[START]
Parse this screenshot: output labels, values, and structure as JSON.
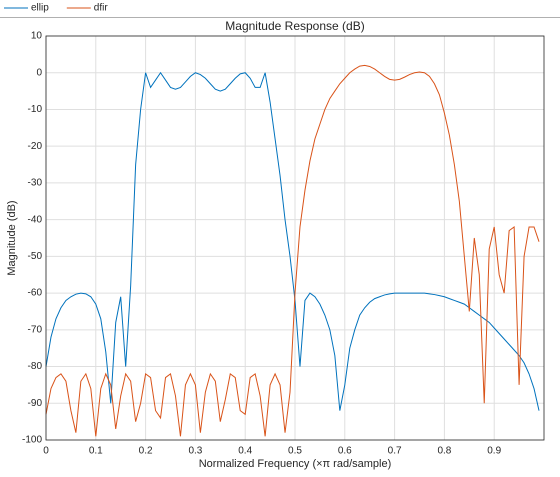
{
  "chart_data": {
    "type": "line",
    "title": "Magnitude Response (dB)",
    "x_label": "Normalized Frequency (×π rad/sample)",
    "y_label": "Magnitude (dB)",
    "x": [
      0,
      0.01,
      0.02,
      0.03,
      0.04,
      0.05,
      0.06,
      0.07,
      0.08,
      0.09,
      0.1,
      0.11,
      0.12,
      0.13,
      0.14,
      0.15,
      0.16,
      0.17,
      0.18,
      0.19,
      0.2,
      0.21,
      0.22,
      0.23,
      0.24,
      0.25,
      0.26,
      0.27,
      0.28,
      0.29,
      0.3,
      0.31,
      0.32,
      0.33,
      0.34,
      0.35,
      0.36,
      0.37,
      0.38,
      0.39,
      0.4,
      0.41,
      0.42,
      0.43,
      0.44,
      0.45,
      0.46,
      0.47,
      0.48,
      0.49,
      0.5,
      0.51,
      0.52,
      0.53,
      0.54,
      0.55,
      0.56,
      0.57,
      0.58,
      0.59,
      0.6,
      0.61,
      0.62,
      0.63,
      0.64,
      0.65,
      0.66,
      0.67,
      0.68,
      0.69,
      0.7,
      0.71,
      0.72,
      0.73,
      0.74,
      0.75,
      0.76,
      0.77,
      0.78,
      0.79,
      0.8,
      0.81,
      0.82,
      0.83,
      0.84,
      0.85,
      0.86,
      0.87,
      0.88,
      0.89,
      0.9,
      0.91,
      0.92,
      0.93,
      0.94,
      0.95,
      0.96,
      0.97,
      0.98,
      0.99
    ],
    "series": [
      {
        "name": "ellip",
        "color": "#0072bd",
        "values": [
          -80,
          -72,
          -67,
          -64,
          -62,
          -61,
          -60.3,
          -60,
          -60.2,
          -61,
          -63,
          -67,
          -76,
          -90,
          -68,
          -61,
          -80,
          -58,
          -25,
          -10,
          0,
          -4,
          -2,
          0,
          -2,
          -4,
          -4.5,
          -4,
          -2.5,
          -1,
          0,
          -0.5,
          -1.5,
          -3,
          -4.5,
          -5,
          -4.5,
          -3,
          -1.5,
          -0.3,
          0,
          -1.5,
          -4,
          -4,
          0,
          -8,
          -18,
          -28,
          -40,
          -50,
          -62,
          -80,
          -62,
          -60,
          -61,
          -63,
          -66,
          -70,
          -77,
          -92,
          -85,
          -75,
          -70,
          -66,
          -64,
          -62.5,
          -61.5,
          -61,
          -60.5,
          -60.2,
          -60,
          -60,
          -60,
          -60,
          -60,
          -60,
          -60,
          -60.2,
          -60.4,
          -60.7,
          -61,
          -61.5,
          -62,
          -62.5,
          -63,
          -64,
          -65,
          -66,
          -67,
          -68,
          -69.5,
          -71,
          -72.5,
          -74,
          -75.5,
          -77,
          -79,
          -82,
          -86,
          -92
        ]
      },
      {
        "name": "dfir",
        "color": "#d95319",
        "values": [
          -93,
          -86,
          -83,
          -82,
          -84,
          -92,
          -98,
          -84,
          -82,
          -86,
          -99,
          -86,
          -82,
          -85,
          -97,
          -88,
          -82,
          -84,
          -95,
          -90,
          -82,
          -83,
          -92,
          -94,
          -83,
          -82,
          -88,
          -99,
          -85,
          -82,
          -85,
          -98,
          -87,
          -82,
          -84,
          -95,
          -89,
          -82,
          -83,
          -92,
          -93,
          -83,
          -82,
          -88,
          -99,
          -85,
          -82,
          -85,
          -98,
          -87,
          -60,
          -42,
          -32,
          -24,
          -18,
          -14,
          -10,
          -7,
          -5,
          -3,
          -1.5,
          0,
          1,
          1.8,
          2,
          1.7,
          1,
          0,
          -1,
          -1.8,
          -2,
          -1.8,
          -1.2,
          -0.5,
          0,
          0.2,
          0,
          -1,
          -3,
          -6,
          -11,
          -17,
          -25,
          -35,
          -50,
          -65,
          -45,
          -55,
          -90,
          -48,
          -42,
          -55,
          -60,
          -43,
          -42,
          -85,
          -50,
          -42,
          -42,
          -46
        ]
      }
    ],
    "xlim": [
      0,
      1
    ],
    "ylim": [
      -100,
      10
    ],
    "xticks": [
      0,
      0.1,
      0.2,
      0.3,
      0.4,
      0.5,
      0.6,
      0.7,
      0.8,
      0.9
    ],
    "yticks": [
      -100,
      -90,
      -80,
      -70,
      -60,
      -50,
      -40,
      -30,
      -20,
      -10,
      0,
      10
    ],
    "grid": true
  }
}
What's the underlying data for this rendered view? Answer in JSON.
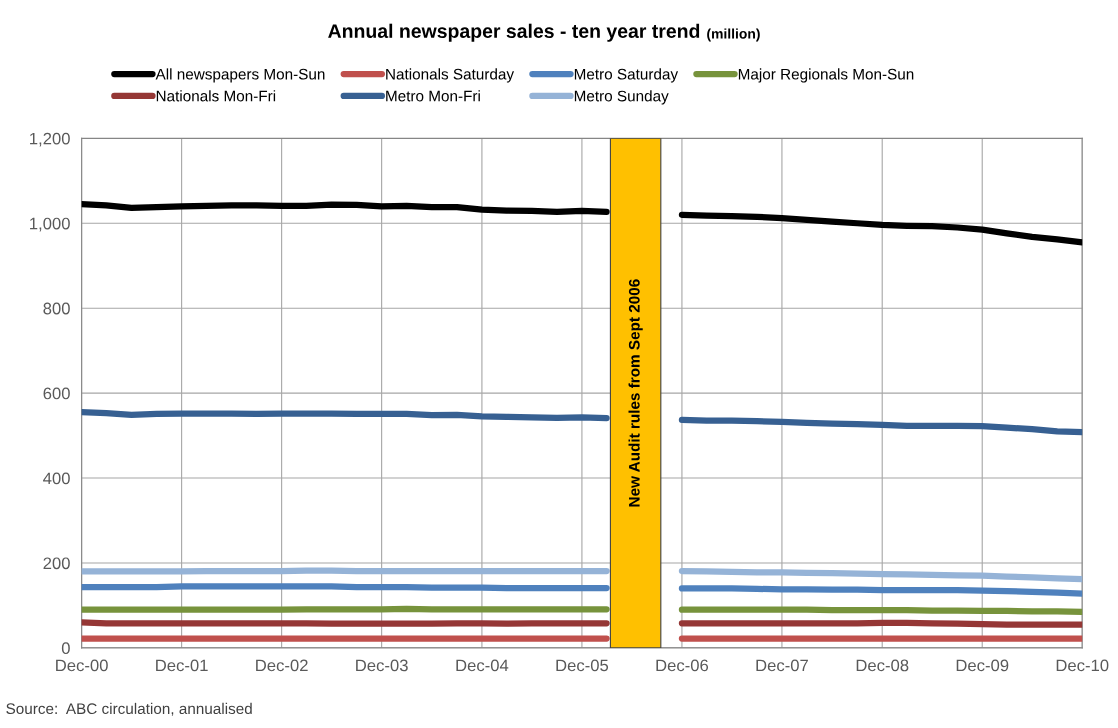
{
  "chart_data": {
    "type": "line",
    "title": "Annual newspaper sales - ten year trend",
    "subtitle": "(million)",
    "x": [
      "2000-12",
      "2001-03",
      "2001-06",
      "2001-09",
      "2001-12",
      "2002-03",
      "2002-06",
      "2002-09",
      "2002-12",
      "2003-03",
      "2003-06",
      "2003-09",
      "2003-12",
      "2004-03",
      "2004-06",
      "2004-09",
      "2004-12",
      "2005-03",
      "2005-06",
      "2005-09",
      "2005-12",
      "2006-03",
      "2006-06",
      "2006-09",
      "2006-12",
      "2007-03",
      "2007-06",
      "2007-09",
      "2007-12",
      "2008-03",
      "2008-06",
      "2008-09",
      "2008-12",
      "2009-03",
      "2009-06",
      "2009-09",
      "2009-12",
      "2010-03",
      "2010-06",
      "2010-09",
      "2010-12"
    ],
    "series": [
      {
        "name": "All newspapers Mon-Sun",
        "color": "#000000",
        "values": [
          1045,
          1042,
          1036,
          1038,
          1040,
          1041,
          1042,
          1042,
          1041,
          1041,
          1044,
          1043,
          1040,
          1041,
          1038,
          1038,
          1032,
          1030,
          1029,
          1027,
          1029,
          1027,
          null,
          null,
          1020,
          1018,
          1017,
          1015,
          1012,
          1008,
          1004,
          1000,
          996,
          994,
          993,
          990,
          985,
          976,
          968,
          962,
          955
        ]
      },
      {
        "name": "Nationals Mon-Fri",
        "color": "#953735",
        "values": [
          60,
          58,
          58,
          58,
          58,
          58,
          58,
          58,
          58,
          58,
          57,
          57,
          57,
          57,
          57,
          58,
          58,
          57,
          58,
          58,
          58,
          58,
          null,
          null,
          58,
          58,
          58,
          58,
          58,
          58,
          58,
          58,
          59,
          59,
          58,
          57,
          56,
          55,
          55,
          55,
          55
        ]
      },
      {
        "name": "Nationals Saturday",
        "color": "#c0504d",
        "values": [
          22,
          22,
          22,
          22,
          22,
          22,
          22,
          22,
          22,
          22,
          22,
          22,
          22,
          22,
          22,
          22,
          22,
          22,
          22,
          22,
          22,
          22,
          null,
          null,
          22,
          22,
          22,
          22,
          22,
          22,
          22,
          22,
          22,
          22,
          22,
          22,
          22,
          22,
          22,
          22,
          22
        ]
      },
      {
        "name": "Metro Mon-Fri",
        "color": "#376092",
        "values": [
          555,
          553,
          549,
          551,
          552,
          552,
          552,
          551,
          552,
          552,
          552,
          551,
          551,
          551,
          548,
          549,
          545,
          544,
          543,
          542,
          543,
          541,
          null,
          null,
          537,
          535,
          535,
          534,
          532,
          530,
          528,
          527,
          525,
          523,
          523,
          523,
          522,
          519,
          515,
          510,
          508
        ]
      },
      {
        "name": "Metro Saturday",
        "color": "#4f81bd",
        "values": [
          143,
          143,
          143,
          143,
          145,
          145,
          145,
          145,
          145,
          145,
          145,
          143,
          143,
          143,
          142,
          142,
          142,
          141,
          141,
          141,
          141,
          141,
          null,
          null,
          140,
          140,
          140,
          139,
          138,
          138,
          137,
          137,
          136,
          136,
          136,
          136,
          135,
          134,
          132,
          130,
          128
        ]
      },
      {
        "name": "Metro Sunday",
        "color": "#95b3d7",
        "values": [
          180,
          180,
          180,
          180,
          180,
          181,
          181,
          181,
          181,
          182,
          182,
          181,
          181,
          181,
          181,
          181,
          181,
          181,
          181,
          181,
          181,
          181,
          null,
          null,
          181,
          180,
          179,
          178,
          178,
          177,
          176,
          175,
          174,
          173,
          172,
          171,
          170,
          168,
          166,
          164,
          162
        ]
      },
      {
        "name": "Major Regionals Mon-Sun",
        "color": "#77933c",
        "values": [
          90,
          90,
          90,
          90,
          90,
          90,
          90,
          90,
          90,
          91,
          91,
          91,
          91,
          92,
          91,
          91,
          91,
          91,
          91,
          91,
          91,
          91,
          null,
          null,
          90,
          90,
          90,
          90,
          90,
          90,
          89,
          89,
          89,
          89,
          88,
          88,
          87,
          87,
          86,
          86,
          85
        ]
      }
    ],
    "xlim": [
      "2000-12",
      "2010-12"
    ],
    "xticks": [
      {
        "value": "2000-12",
        "label": "Dec-00"
      },
      {
        "value": "2001-12",
        "label": "Dec-01"
      },
      {
        "value": "2002-12",
        "label": "Dec-02"
      },
      {
        "value": "2003-12",
        "label": "Dec-03"
      },
      {
        "value": "2004-12",
        "label": "Dec-04"
      },
      {
        "value": "2005-12",
        "label": "Dec-05"
      },
      {
        "value": "2006-12",
        "label": "Dec-06"
      },
      {
        "value": "2007-12",
        "label": "Dec-07"
      },
      {
        "value": "2008-12",
        "label": "Dec-08"
      },
      {
        "value": "2009-12",
        "label": "Dec-09"
      },
      {
        "value": "2010-12",
        "label": "Dec-10"
      }
    ],
    "ylim": [
      0,
      1200
    ],
    "yticks": [
      0,
      200,
      400,
      600,
      800,
      {
        "value": 1000,
        "label": "1,000"
      },
      {
        "value": 1200,
        "label": "1,200"
      }
    ],
    "bands": [
      {
        "axis": "x",
        "from": "2006-03-15",
        "to": "2006-09-15",
        "label": "New Audit rules from Sept 2006",
        "color": "#ffc000"
      }
    ],
    "annotations": [
      "Source:  ABC circulation, annualised"
    ],
    "grid": true,
    "legend": "top",
    "marker": "none",
    "line_style": "solid"
  }
}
[END]
**GOAL:** Pick out each line containing the string "Magnitude" and copy it.

**ANSWER FOR THIS EXERCISE:**
    "title": "Magnitude Response (dB)",
    "y_label": "Magnitude (dB)",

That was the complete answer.